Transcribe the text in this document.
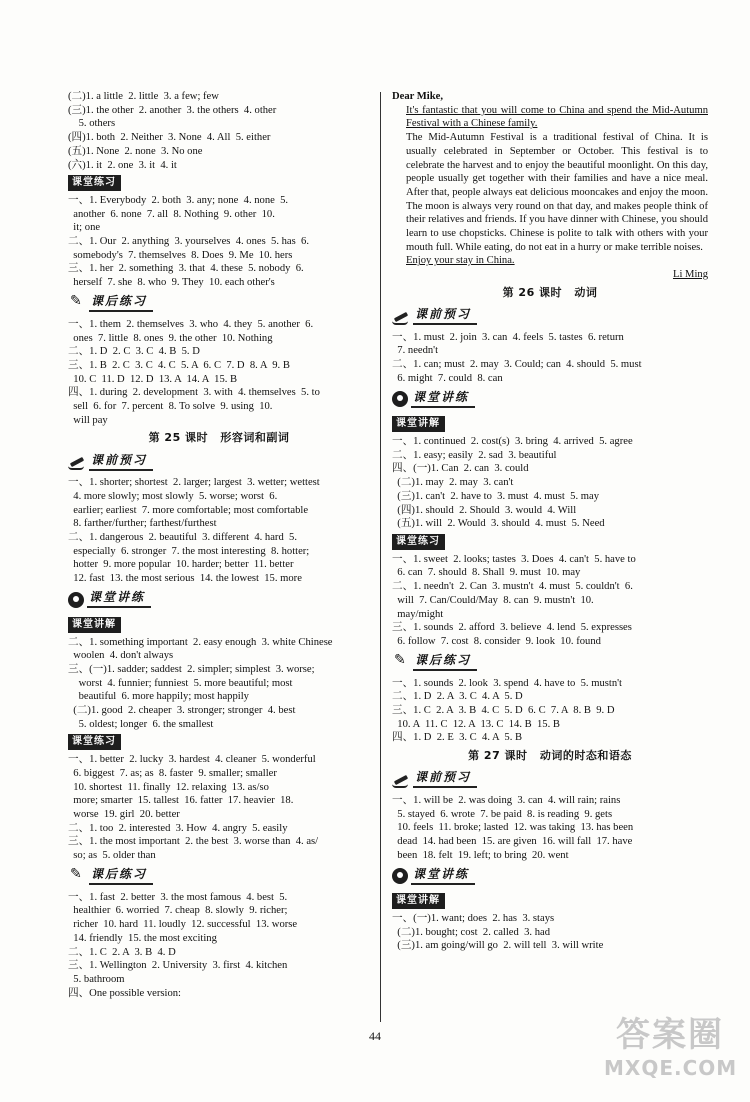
(二)1. a little  2. little  3. a few; few
(三)1. the other  2. another  3. the others  4. other
5. others
(四)1. both  2. Neither  3. None  4. All  5. either
(五)1. None  2. none  3. No one
(六)1. it  2. one  3. it  4. it
课堂练习
一、1. Everybody  2. both  3. any; none  4. none  5.
another  6. none  7. all  8. Nothing  9. other  10.
it; one
二、1. Our  2. anything  3. yourselves  4. ones  5. has  6.
somebody's  7. themselves  8. Does  9. Me  10. hers
三、1. her  2. something  3. that  4. these  5. nobody  6.
herself  7. she  8. who  9. They  10. each other's
✎
课后练习
一、1. them  2. themselves  3. who  4. they  5. another  6.
ones  7. little  8. ones  9. the other  10. Nothing
二、1. D  2. C  3. C  4. B  5. D
三、1. B  2. C  3. C  4. C  5. A  6. C  7. D  8. A  9. B
10. C  11. D  12. D  13. A  14. A  15. B
四、1. during  2. development  3. with  4. themselves  5. to
sell  6. for  7. percent  8. To solve  9. using  10.
will pay
第 25 课时 形容词和副词
课前预习
一、1. shorter; shortest  2. larger; largest  3. wetter; wettest
4. more slowly; most slowly  5. worse; worst  6.
earlier; earliest  7. more comfortable; most comfortable
8. farther/further; farthest/furthest
二、1. dangerous  2. beautiful  3. different  4. hard  5.
especially  6. stronger  7. the most interesting  8. hotter;
hotter  9. more popular  10. harder; better  11. better
12. fast  13. the most serious  14. the lowest  15. more
课堂讲练
课堂讲解
二、1. something important  2. easy enough  3. white Chinese
woolen  4. don't always
三、(一)1. sadder; saddest  2. simpler; simplest  3. worse;
worst  4. funnier; funniest  5. more beautiful; most
beautiful  6. more happily; most happily
(二)1. good  2. cheaper  3. stronger; stronger  4. best
5. oldest; longer  6. the smallest
课堂练习
一、1. better  2. lucky  3. hardest  4. cleaner  5. wonderful
6. biggest  7. as; as  8. faster  9. smaller; smaller
10. shortest  11. finally  12. relaxing  13. as/so
more; smarter  15. tallest  16. fatter  17. heavier  18.
worse  19. girl  20. better
二、1. too  2. interested  3. How  4. angry  5. easily
三、1. the most important  2. the best  3. worse than  4. as/
so; as  5. older than
✎
课后练习
一、1. fast  2. better  3. the most famous  4. best  5.
healthier  6. worried  7. cheap  8. slowly  9. richer;
richer  10. hard  11. loudly  12. successful  13. worse
14. friendly  15. the most exciting
二、1. C  2. A  3. B  4. D
三、1. Wellington  2. University  3. first  4. kitchen
5. bathroom
四、One possible version:
Dear Mike,
It's fantastic that you will come to China and spend the Mid-Autumn Festival with a Chinese family.
The Mid-Autumn Festival is a traditional festival of China. It is usually celebrated in September or October. This festival is to celebrate the harvest and to enjoy the beautiful moonlight. On this day, people usually get together with their families and have a nice meal. After that, people always eat delicious mooncakes and enjoy the moon. The moon is always very round on that day, and makes people think of their relatives and friends. If you have dinner with Chinese, you should learn to use chopsticks. Chinese is polite to talk with others with your mouth full. While eating, do not eat in a hurry or make terrible noises.
Enjoy your stay in China.
Li Ming
第 26 课时 动词
课前预习
一、1. must  2. join  3. can  4. feels  5. tastes  6. return
7. needn't
二、1. can; must  2. may  3. Could; can  4. should  5. must
6. might  7. could  8. can
课堂讲练
课堂讲解
一、1. continued  2. cost(s)  3. bring  4. arrived  5. agree
二、1. easy; easily  2. sad  3. beautiful
四、(一)1. Can  2. can  3. could
(二)1. may  2. may  3. can't
(三)1. can't  2. have to  3. must  4. must  5. may
(四)1. should  2. Should  3. would  4. Will
(五)1. will  2. Would  3. should  4. must  5. Need
课堂练习
一、1. sweet  2. looks; tastes  3. Does  4. can't  5. have to
6. can  7. should  8. Shall  9. must  10. may
二、1. needn't  2. Can  3. mustn't  4. must  5. couldn't  6.
will  7. Can/Could/May  8. can  9. mustn't  10.
may/might
三、1. sounds  2. afford  3. believe  4. lend  5. expresses
6. follow  7. cost  8. consider  9. look  10. found
✎
课后练习
一、1. sounds  2. look  3. spend  4. have to  5. mustn't
二、1. D  2. A  3. C  4. A  5. D
三、1. C  2. A  3. B  4. C  5. D  6. C  7. A  8. B  9. D
10. A  11. C  12. A  13. C  14. B  15. B
四、1. D  2. E  3. C  4. A  5. B
第 27 课时 动词的时态和语态
课前预习
一、1. will be  2. was doing  3. can  4. will rain; rains
5. stayed  6. wrote  7. be paid  8. is reading  9. gets
10. feels  11. broke; lasted  12. was taking  13. has been
dead  14. had been  15. are given  16. will fall  17. have
been  18. felt  19. left; to bring  20. went
课堂讲练
课堂讲解
一、(一)1. want; does  2. has  3. stays
(二)1. bought; cost  2. called  3. had
(三)1. am going/will go  2. will tell  3. will write
44	答案圈
MXQE.COM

※ ※ ※

Take the listing above and restate it word for word, without its pictures.

Transcribe the text in this document.
(二)1. a little  2. little  3. a few; few
(三)1. the other  2. another  3. the others  4. other
5. others
(四)1. both  2. Neither  3. None  4. All  5. either
(五)1. None  2. none  3. No one
(六)1. it  2. one  3. it  4. it
课堂练习
一、1. Everybody  2. both  3. any; none  4. none  5.
another  6. none  7. all  8. Nothing  9. other  10.
it; one
二、1. Our  2. anything  3. yourselves  4. ones  5. has  6.
somebody's  7. themselves  8. Does  9. Me  10. hers
三、1. her  2. something  3. that  4. these  5. nobody  6.
herself  7. she  8. who  9. They  10. each other's
✎
课后练习
一、1. them  2. themselves  3. who  4. they  5. another  6.
ones  7. little  8. ones  9. the other  10. Nothing
二、1. D  2. C  3. C  4. B  5. D
三、1. B  2. C  3. C  4. C  5. A  6. C  7. D  8. A  9. B
10. C  11. D  12. D  13. A  14. A  15. B
四、1. during  2. development  3. with  4. themselves  5. to
sell  6. for  7. percent  8. To solve  9. using  10.
will pay
第 25 课时 形容词和副词
课前预习
一、1. shorter; shortest  2. larger; largest  3. wetter; wettest
4. more slowly; most slowly  5. worse; worst  6.
earlier; earliest  7. more comfortable; most comfortable
8. farther/further; farthest/furthest
二、1. dangerous  2. beautiful  3. different  4. hard  5.
especially  6. stronger  7. the most interesting  8. hotter;
hotter  9. more popular  10. harder; better  11. better
12. fast  13. the most serious  14. the lowest  15. more
课堂讲练
课堂讲解
二、1. something important  2. easy enough  3. white Chinese
woolen  4. don't always
三、(一)1. sadder; saddest  2. simpler; simplest  3. worse;
worst  4. funnier; funniest  5. more beautiful; most
beautiful  6. more happily; most happily
(二)1. good  2. cheaper  3. stronger; stronger  4. best
5. oldest; longer  6. the smallest
课堂练习
一、1. better  2. lucky  3. hardest  4. cleaner  5. wonderful
6. biggest  7. as; as  8. faster  9. smaller; smaller
10. shortest  11. finally  12. relaxing  13. as/so
more; smarter  15. tallest  16. fatter  17. heavier  18.
worse  19. girl  20. better
二、1. too  2. interested  3. How  4. angry  5. easily
三、1. the most important  2. the best  3. worse than  4. as/
so; as  5. older than
✎
课后练习
一、1. fast  2. better  3. the most famous  4. best  5.
healthier  6. worried  7. cheap  8. slowly  9. richer;
richer  10. hard  11. loudly  12. successful  13. worse
14. friendly  15. the most exciting
二、1. C  2. A  3. B  4. D
三、1. Wellington  2. University  3. first  4. kitchen
5. bathroom
四、One possible version:
Dear Mike,
It's fantastic that you will come to China and spend the Mid-Autumn Festival with a Chinese family.
The Mid-Autumn Festival is a traditional festival of China. It is usually celebrated in September or October. This festival is to celebrate the harvest and to enjoy the beautiful moonlight. On this day, people usually get together with their families and have a nice meal. After that, people always eat delicious mooncakes and enjoy the moon. The moon is always very round on that day, and makes people think of their relatives and friends. If you have dinner with Chinese, you should learn to use chopsticks. Chinese is polite to talk with others with your mouth full. While eating, do not eat in a hurry or make terrible noises.
Enjoy your stay in China.
Li Ming
第 26 课时 动词
课前预习
一、1. must  2. join  3. can  4. feels  5. tastes  6. return
7. needn't
二、1. can; must  2. may  3. Could; can  4. should  5. must
6. might  7. could  8. can
课堂讲练
课堂讲解
一、1. continued  2. cost(s)  3. bring  4. arrived  5. agree
二、1. easy; easily  2. sad  3. beautiful
四、(一)1. Can  2. can  3. could
(二)1. may  2. may  3. can't
(三)1. can't  2. have to  3. must  4. must  5. may
(四)1. should  2. Should  3. would  4. Will
(五)1. will  2. Would  3. should  4. must  5. Need
课堂练习
一、1. sweet  2. looks; tastes  3. Does  4. can't  5. have to
6. can  7. should  8. Shall  9. must  10. may
二、1. needn't  2. Can  3. mustn't  4. must  5. couldn't  6.
will  7. Can/Could/May  8. can  9. mustn't  10.
may/might
三、1. sounds  2. afford  3. believe  4. lend  5. expresses
6. follow  7. cost  8. consider  9. look  10. found
✎
课后练习
一、1. sounds  2. look  3. spend  4. have to  5. mustn't
二、1. D  2. A  3. C  4. A  5. D
三、1. C  2. A  3. B  4. C  5. D  6. C  7. A  8. B  9. D
10. A  11. C  12. A  13. C  14. B  15. B
四、1. D  2. E  3. C  4. A  5. B
第 27 课时 动词的时态和语态
课前预习
一、1. will be  2. was doing  3. can  4. will rain; rains
5. stayed  6. wrote  7. be paid  8. is reading  9. gets
10. feels  11. broke; lasted  12. was taking  13. has been
dead  14. had been  15. are given  16. will fall  17. have
been  18. felt  19. left; to bring  20. went
课堂讲练
课堂讲解
一、(一)1. want; does  2. has  3. stays
(二)1. bought; cost  2. called  3. had
(三)1. am going/will go  2. will tell  3. will write
44	答案圈
MXQE.COM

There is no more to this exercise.